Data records
※

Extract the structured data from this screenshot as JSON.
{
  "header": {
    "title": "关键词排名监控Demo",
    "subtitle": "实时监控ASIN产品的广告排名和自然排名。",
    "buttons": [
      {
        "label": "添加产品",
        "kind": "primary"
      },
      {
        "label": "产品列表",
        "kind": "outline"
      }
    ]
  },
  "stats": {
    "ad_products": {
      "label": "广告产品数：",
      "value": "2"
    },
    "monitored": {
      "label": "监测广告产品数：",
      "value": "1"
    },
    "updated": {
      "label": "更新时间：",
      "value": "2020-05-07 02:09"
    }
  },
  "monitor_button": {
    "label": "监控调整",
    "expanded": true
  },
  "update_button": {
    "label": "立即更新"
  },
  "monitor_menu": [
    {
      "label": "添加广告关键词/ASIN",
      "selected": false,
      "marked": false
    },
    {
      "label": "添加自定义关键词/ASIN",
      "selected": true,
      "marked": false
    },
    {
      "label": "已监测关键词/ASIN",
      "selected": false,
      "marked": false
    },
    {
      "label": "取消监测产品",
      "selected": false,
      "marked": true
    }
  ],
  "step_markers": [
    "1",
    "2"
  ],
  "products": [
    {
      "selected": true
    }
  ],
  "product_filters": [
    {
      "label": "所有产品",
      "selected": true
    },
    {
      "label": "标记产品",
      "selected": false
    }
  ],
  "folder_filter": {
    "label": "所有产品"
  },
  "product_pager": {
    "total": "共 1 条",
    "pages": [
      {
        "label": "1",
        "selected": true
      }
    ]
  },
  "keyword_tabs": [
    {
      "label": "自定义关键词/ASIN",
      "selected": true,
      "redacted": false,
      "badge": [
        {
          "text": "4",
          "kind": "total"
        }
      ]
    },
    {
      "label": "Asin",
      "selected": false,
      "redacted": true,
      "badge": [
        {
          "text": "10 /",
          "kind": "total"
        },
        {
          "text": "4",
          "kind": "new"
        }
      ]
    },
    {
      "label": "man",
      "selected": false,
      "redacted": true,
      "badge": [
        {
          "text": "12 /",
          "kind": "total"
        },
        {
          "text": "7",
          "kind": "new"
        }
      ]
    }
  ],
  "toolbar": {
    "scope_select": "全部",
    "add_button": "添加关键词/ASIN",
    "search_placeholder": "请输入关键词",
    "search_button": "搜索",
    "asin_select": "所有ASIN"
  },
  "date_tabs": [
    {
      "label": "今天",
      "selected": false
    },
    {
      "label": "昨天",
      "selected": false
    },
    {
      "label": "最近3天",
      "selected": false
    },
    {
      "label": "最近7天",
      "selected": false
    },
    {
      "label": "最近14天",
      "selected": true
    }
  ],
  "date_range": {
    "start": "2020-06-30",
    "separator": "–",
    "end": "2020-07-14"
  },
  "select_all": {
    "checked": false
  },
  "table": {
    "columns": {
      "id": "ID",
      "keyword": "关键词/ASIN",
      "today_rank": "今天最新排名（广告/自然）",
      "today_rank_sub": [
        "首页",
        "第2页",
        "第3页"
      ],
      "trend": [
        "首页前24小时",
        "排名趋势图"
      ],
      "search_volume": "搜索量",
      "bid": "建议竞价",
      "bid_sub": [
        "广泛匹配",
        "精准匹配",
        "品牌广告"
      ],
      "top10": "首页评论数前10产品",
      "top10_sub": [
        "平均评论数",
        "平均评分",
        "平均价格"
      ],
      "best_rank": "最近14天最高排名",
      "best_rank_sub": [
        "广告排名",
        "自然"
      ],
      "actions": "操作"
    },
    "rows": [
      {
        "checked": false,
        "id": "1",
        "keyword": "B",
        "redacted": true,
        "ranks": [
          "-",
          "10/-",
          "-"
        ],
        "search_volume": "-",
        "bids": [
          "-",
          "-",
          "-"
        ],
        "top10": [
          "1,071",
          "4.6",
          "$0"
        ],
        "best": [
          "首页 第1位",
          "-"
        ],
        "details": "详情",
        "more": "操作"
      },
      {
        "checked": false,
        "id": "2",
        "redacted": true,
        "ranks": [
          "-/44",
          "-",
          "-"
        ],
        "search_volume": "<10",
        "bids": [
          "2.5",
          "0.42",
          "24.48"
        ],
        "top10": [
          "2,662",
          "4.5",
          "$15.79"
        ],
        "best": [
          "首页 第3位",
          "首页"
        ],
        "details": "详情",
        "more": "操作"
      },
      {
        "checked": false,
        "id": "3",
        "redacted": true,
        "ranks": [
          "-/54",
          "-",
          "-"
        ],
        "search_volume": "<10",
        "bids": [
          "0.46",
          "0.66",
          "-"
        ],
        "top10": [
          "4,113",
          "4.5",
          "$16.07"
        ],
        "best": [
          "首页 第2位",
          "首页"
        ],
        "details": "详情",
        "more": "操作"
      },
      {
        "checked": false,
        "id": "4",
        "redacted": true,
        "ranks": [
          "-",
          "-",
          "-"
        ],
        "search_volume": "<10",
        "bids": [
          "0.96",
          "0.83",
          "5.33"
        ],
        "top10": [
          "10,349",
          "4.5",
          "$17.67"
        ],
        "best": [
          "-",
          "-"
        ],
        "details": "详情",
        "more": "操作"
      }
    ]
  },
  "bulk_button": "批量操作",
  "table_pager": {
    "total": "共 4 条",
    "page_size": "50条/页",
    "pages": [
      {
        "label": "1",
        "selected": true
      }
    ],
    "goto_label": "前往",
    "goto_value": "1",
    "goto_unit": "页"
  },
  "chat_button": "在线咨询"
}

※

▶ **WHAT TO DO**
Extract the complete data, matching each line exactly.

▶ **TASK OUTPUT**
Extract the structured data from this screenshot as JSON.
{
  "header": {
    "title": "关键词排名监控Demo",
    "subtitle": "实时监控ASIN产品的广告排名和自然排名。",
    "buttons": [
      {
        "label": "添加产品",
        "kind": "primary"
      },
      {
        "label": "产品列表",
        "kind": "outline"
      }
    ]
  },
  "stats": {
    "ad_products": {
      "label": "广告产品数：",
      "value": "2"
    },
    "monitored": {
      "label": "监测广告产品数：",
      "value": "1"
    },
    "updated": {
      "label": "更新时间：",
      "value": "2020-05-07 02:09"
    }
  },
  "monitor_button": {
    "label": "监控调整",
    "expanded": true
  },
  "update_button": {
    "label": "立即更新"
  },
  "monitor_menu": [
    {
      "label": "添加广告关键词/ASIN",
      "selected": false,
      "marked": false
    },
    {
      "label": "添加自定义关键词/ASIN",
      "selected": true,
      "marked": false
    },
    {
      "label": "已监测关键词/ASIN",
      "selected": false,
      "marked": false
    },
    {
      "label": "取消监测产品",
      "selected": false,
      "marked": true
    }
  ],
  "step_markers": [
    "1",
    "2"
  ],
  "products": [
    {
      "selected": true
    }
  ],
  "product_filters": [
    {
      "label": "所有产品",
      "selected": true
    },
    {
      "label": "标记产品",
      "selected": false
    }
  ],
  "folder_filter": {
    "label": "所有产品"
  },
  "product_pager": {
    "total": "共 1 条",
    "pages": [
      {
        "label": "1",
        "selected": true
      }
    ]
  },
  "keyword_tabs": [
    {
      "label": "自定义关键词/ASIN",
      "selected": true,
      "redacted": false,
      "badge": [
        {
          "text": "4",
          "kind": "total"
        }
      ]
    },
    {
      "label": "Asin",
      "selected": false,
      "redacted": true,
      "badge": [
        {
          "text": "10 /",
          "kind": "total"
        },
        {
          "text": "4",
          "kind": "new"
        }
      ]
    },
    {
      "label": "man",
      "selected": false,
      "redacted": true,
      "badge": [
        {
          "text": "12 /",
          "kind": "total"
        },
        {
          "text": "7",
          "kind": "new"
        }
      ]
    }
  ],
  "toolbar": {
    "scope_select": "全部",
    "add_button": "添加关键词/ASIN",
    "search_placeholder": "请输入关键词",
    "search_button": "搜索",
    "asin_select": "所有ASIN"
  },
  "date_tabs": [
    {
      "label": "今天",
      "selected": false
    },
    {
      "label": "昨天",
      "selected": false
    },
    {
      "label": "最近3天",
      "selected": false
    },
    {
      "label": "最近7天",
      "selected": false
    },
    {
      "label": "最近14天",
      "selected": true
    }
  ],
  "date_range": {
    "start": "2020-06-30",
    "separator": "–",
    "end": "2020-07-14"
  },
  "select_all": {
    "checked": false
  },
  "table": {
    "columns": {
      "id": "ID",
      "keyword": "关键词/ASIN",
      "today_rank": "今天最新排名（广告/自然）",
      "today_rank_sub": [
        "首页",
        "第2页",
        "第3页"
      ],
      "trend": [
        "首页前24小时",
        "排名趋势图"
      ],
      "search_volume": "搜索量",
      "bid": "建议竞价",
      "bid_sub": [
        "广泛匹配",
        "精准匹配",
        "品牌广告"
      ],
      "top10": "首页评论数前10产品",
      "top10_sub": [
        "平均评论数",
        "平均评分",
        "平均价格"
      ],
      "best_rank": "最近14天最高排名",
      "best_rank_sub": [
        "广告排名",
        "自然"
      ],
      "actions": "操作"
    },
    "rows": [
      {
        "checked": false,
        "id": "1",
        "keyword": "B",
        "redacted": true,
        "ranks": [
          "-",
          "10/-",
          "-"
        ],
        "search_volume": "-",
        "bids": [
          "-",
          "-",
          "-"
        ],
        "top10": [
          "1,071",
          "4.6",
          "$0"
        ],
        "best": [
          "首页 第1位",
          "-"
        ],
        "details": "详情",
        "more": "操作"
      },
      {
        "checked": false,
        "id": "2",
        "redacted": true,
        "ranks": [
          "-/44",
          "-",
          "-"
        ],
        "search_volume": "<10",
        "bids": [
          "2.5",
          "0.42",
          "24.48"
        ],
        "top10": [
          "2,662",
          "4.5",
          "$15.79"
        ],
        "best": [
          "首页 第3位",
          "首页"
        ],
        "details": "详情",
        "more": "操作"
      },
      {
        "checked": false,
        "id": "3",
        "redacted": true,
        "ranks": [
          "-/54",
          "-",
          "-"
        ],
        "search_volume": "<10",
        "bids": [
          "0.46",
          "0.66",
          "-"
        ],
        "top10": [
          "4,113",
          "4.5",
          "$16.07"
        ],
        "best": [
          "首页 第2位",
          "首页"
        ],
        "details": "详情",
        "more": "操作"
      },
      {
        "checked": false,
        "id": "4",
        "redacted": true,
        "ranks": [
          "-",
          "-",
          "-"
        ],
        "search_volume": "<10",
        "bids": [
          "0.96",
          "0.83",
          "5.33"
        ],
        "top10": [
          "10,349",
          "4.5",
          "$17.67"
        ],
        "best": [
          "-",
          "-"
        ],
        "details": "详情",
        "more": "操作"
      }
    ]
  },
  "bulk_button": "批量操作",
  "table_pager": {
    "total": "共 4 条",
    "page_size": "50条/页",
    "pages": [
      {
        "label": "1",
        "selected": true
      }
    ],
    "goto_label": "前往",
    "goto_value": "1",
    "goto_unit": "页"
  },
  "chat_button": "在线咨询"
}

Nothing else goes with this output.